● **Job**
Repeat every entry in the listing below, exactly.

● **Items from a data source**
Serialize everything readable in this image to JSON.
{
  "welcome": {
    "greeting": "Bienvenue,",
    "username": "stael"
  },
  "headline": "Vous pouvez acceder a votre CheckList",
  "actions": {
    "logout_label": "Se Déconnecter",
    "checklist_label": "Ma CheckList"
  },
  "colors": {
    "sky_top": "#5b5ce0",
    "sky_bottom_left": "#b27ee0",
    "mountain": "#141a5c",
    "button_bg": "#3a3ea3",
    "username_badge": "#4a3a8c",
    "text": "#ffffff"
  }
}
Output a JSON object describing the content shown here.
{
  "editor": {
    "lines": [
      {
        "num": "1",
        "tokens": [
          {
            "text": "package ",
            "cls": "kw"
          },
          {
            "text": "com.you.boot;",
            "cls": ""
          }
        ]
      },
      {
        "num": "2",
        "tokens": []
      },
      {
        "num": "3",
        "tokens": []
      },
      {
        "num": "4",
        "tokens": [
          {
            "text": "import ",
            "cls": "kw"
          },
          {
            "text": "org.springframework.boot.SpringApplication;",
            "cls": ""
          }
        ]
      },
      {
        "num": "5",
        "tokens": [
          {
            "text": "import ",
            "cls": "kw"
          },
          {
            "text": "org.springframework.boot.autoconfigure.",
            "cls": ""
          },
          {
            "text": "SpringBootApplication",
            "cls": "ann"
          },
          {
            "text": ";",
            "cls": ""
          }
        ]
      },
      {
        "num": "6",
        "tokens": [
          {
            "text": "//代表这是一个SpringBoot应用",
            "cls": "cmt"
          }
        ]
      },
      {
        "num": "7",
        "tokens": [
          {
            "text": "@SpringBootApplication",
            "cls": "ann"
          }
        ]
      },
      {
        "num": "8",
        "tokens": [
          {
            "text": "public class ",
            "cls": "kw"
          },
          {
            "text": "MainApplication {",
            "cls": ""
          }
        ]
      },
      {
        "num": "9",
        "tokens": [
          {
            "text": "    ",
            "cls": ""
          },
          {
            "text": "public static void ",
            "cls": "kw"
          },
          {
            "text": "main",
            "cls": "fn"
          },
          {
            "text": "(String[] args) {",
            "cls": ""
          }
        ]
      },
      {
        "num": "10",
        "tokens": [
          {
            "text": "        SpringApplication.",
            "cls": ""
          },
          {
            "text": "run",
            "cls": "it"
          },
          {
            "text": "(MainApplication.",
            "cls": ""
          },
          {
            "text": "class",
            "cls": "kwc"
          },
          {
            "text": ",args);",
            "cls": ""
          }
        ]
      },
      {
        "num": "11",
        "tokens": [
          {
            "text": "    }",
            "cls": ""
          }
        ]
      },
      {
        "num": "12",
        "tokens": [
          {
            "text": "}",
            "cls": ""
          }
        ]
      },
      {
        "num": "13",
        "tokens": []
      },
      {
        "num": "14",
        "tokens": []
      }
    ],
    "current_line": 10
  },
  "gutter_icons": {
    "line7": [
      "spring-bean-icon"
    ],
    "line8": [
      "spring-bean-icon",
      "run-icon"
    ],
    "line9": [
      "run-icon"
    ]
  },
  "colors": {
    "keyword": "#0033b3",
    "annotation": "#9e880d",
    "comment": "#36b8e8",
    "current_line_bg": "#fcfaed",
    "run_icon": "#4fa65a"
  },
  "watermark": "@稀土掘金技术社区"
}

● **Solution for this exercise**
Serialize everything readable in this image to JSON.
{
  "welcome": {
    "greeting": "Bienvenue,",
    "username": "stael"
  },
  "headline": "Vous pouvez acceder a votre CheckList",
  "actions": {
    "logout_label": "Se Déconnecter",
    "checklist_label": "Ma CheckList"
  },
  "colors": {
    "sky_top": "#5b5ce0",
    "sky_bottom_left": "#b27ee0",
    "mountain": "#141a5c",
    "button_bg": "#3a3ea3",
    "username_badge": "#4a3a8c",
    "text": "#ffffff"
  }
}
Output a JSON object describing the content shown here.
{
  "editor": {
    "lines": [
      {
        "num": "1",
        "tokens": [
          {
            "text": "package ",
            "cls": "kw"
          },
          {
            "text": "com.you.boot;",
            "cls": ""
          }
        ]
      },
      {
        "num": "2",
        "tokens": []
      },
      {
        "num": "3",
        "tokens": []
      },
      {
        "num": "4",
        "tokens": [
          {
            "text": "import ",
            "cls": "kw"
          },
          {
            "text": "org.springframework.boot.SpringApplication;",
            "cls": ""
          }
        ]
      },
      {
        "num": "5",
        "tokens": [
          {
            "text": "import ",
            "cls": "kw"
          },
          {
            "text": "org.springframework.boot.autoconfigure.",
            "cls": ""
          },
          {
            "text": "SpringBootApplication",
            "cls": "ann"
          },
          {
            "text": ";",
            "cls": ""
          }
        ]
      },
      {
        "num": "6",
        "tokens": [
          {
            "text": "//代表这是一个SpringBoot应用",
            "cls": "cmt"
          }
        ]
      },
      {
        "num": "7",
        "tokens": [
          {
            "text": "@SpringBootApplication",
            "cls": "ann"
          }
        ]
      },
      {
        "num": "8",
        "tokens": [
          {
            "text": "public class ",
            "cls": "kw"
          },
          {
            "text": "MainApplication {",
            "cls": ""
          }
        ]
      },
      {
        "num": "9",
        "tokens": [
          {
            "text": "    ",
            "cls": ""
          },
          {
            "text": "public static void ",
            "cls": "kw"
          },
          {
            "text": "main",
            "cls": "fn"
          },
          {
            "text": "(String[] args) {",
            "cls": ""
          }
        ]
      },
      {
        "num": "10",
        "tokens": [
          {
            "text": "        SpringApplication.",
            "cls": ""
          },
          {
            "text": "run",
            "cls": "it"
          },
          {
            "text": "(MainApplication.",
            "cls": ""
          },
          {
            "text": "class",
            "cls": "kwc"
          },
          {
            "text": ",args);",
            "cls": ""
          }
        ]
      },
      {
        "num": "11",
        "tokens": [
          {
            "text": "    }",
            "cls": ""
          }
        ]
      },
      {
        "num": "12",
        "tokens": [
          {
            "text": "}",
            "cls": ""
          }
        ]
      },
      {
        "num": "13",
        "tokens": []
      },
      {
        "num": "14",
        "tokens": []
      }
    ],
    "current_line": 10
  },
  "gutter_icons": {
    "line7": [
      "spring-bean-icon"
    ],
    "line8": [
      "spring-bean-icon",
      "run-icon"
    ],
    "line9": [
      "run-icon"
    ]
  },
  "colors": {
    "keyword": "#0033b3",
    "annotation": "#9e880d",
    "comment": "#36b8e8",
    "current_line_bg": "#fcfaed",
    "run_icon": "#4fa65a"
  },
  "watermark": "@稀土掘金技术社区"
}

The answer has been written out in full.